INSTRUCTIONS FOR THE TASK | From the entries below, copy every line where the string "JSON" appears.

-- PROVIDED RECORDS start --

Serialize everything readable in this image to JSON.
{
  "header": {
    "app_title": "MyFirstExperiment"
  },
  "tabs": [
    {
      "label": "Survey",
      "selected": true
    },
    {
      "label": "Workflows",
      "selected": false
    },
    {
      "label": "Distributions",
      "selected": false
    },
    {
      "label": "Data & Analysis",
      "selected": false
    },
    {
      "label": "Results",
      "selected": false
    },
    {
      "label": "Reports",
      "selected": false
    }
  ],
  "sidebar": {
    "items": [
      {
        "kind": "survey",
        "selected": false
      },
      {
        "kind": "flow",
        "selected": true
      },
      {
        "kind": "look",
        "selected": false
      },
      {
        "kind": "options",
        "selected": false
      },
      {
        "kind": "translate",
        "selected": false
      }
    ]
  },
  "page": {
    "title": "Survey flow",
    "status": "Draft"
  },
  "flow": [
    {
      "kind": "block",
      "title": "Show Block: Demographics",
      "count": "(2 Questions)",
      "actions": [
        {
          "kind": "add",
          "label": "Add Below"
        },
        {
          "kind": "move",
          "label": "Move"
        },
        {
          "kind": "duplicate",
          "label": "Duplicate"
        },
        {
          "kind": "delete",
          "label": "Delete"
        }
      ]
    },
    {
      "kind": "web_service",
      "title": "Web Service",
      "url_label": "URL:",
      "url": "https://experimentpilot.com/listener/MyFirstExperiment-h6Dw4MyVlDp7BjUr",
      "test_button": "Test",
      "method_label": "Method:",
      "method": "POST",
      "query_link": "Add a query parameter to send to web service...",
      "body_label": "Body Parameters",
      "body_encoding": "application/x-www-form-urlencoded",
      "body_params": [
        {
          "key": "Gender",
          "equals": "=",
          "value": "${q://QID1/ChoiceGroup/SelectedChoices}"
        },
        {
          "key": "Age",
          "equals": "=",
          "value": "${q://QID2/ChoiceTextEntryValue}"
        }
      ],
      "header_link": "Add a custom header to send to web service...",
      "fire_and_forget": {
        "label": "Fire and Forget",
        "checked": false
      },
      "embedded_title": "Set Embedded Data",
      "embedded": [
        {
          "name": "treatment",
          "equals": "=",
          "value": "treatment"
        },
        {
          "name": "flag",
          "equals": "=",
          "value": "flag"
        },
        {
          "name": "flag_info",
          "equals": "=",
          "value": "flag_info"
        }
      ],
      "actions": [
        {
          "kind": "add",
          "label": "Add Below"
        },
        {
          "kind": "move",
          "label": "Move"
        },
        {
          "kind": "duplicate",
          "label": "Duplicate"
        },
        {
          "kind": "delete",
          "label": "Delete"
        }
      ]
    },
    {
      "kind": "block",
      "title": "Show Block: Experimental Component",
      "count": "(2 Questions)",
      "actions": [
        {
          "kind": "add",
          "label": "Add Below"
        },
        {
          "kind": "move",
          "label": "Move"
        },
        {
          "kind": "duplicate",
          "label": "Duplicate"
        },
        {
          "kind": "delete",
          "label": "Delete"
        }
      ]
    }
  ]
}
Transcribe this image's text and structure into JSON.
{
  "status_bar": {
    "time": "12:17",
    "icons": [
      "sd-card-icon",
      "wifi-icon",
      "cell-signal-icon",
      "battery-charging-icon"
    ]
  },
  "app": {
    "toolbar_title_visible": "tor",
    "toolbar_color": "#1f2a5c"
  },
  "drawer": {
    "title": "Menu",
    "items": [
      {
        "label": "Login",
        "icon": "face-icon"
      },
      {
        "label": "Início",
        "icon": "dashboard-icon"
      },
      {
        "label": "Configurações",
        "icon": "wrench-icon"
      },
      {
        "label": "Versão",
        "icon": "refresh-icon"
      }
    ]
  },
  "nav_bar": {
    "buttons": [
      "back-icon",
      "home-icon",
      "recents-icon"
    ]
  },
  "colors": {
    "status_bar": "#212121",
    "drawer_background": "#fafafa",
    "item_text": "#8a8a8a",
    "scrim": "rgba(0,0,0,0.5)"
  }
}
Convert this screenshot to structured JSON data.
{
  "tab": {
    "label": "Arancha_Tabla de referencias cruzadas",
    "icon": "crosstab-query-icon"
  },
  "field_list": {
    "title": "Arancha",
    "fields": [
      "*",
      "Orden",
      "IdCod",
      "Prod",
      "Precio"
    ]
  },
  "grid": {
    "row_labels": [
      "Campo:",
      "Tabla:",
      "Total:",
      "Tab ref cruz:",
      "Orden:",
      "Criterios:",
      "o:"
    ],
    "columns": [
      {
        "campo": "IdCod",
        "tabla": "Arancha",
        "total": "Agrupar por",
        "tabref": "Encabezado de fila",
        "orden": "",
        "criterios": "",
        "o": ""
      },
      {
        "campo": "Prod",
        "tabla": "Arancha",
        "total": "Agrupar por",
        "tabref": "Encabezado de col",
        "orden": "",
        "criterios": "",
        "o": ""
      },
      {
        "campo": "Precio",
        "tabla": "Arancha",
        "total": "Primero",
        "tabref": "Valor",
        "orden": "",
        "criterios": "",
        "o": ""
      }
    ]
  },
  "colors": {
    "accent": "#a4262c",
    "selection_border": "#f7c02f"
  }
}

-- PROVIDED RECORDS end --

FINISHED TASK |
Serialize everything readable in this image to JSON.
Transcribe this image's text and structure into JSON.
Convert this screenshot to structured JSON data.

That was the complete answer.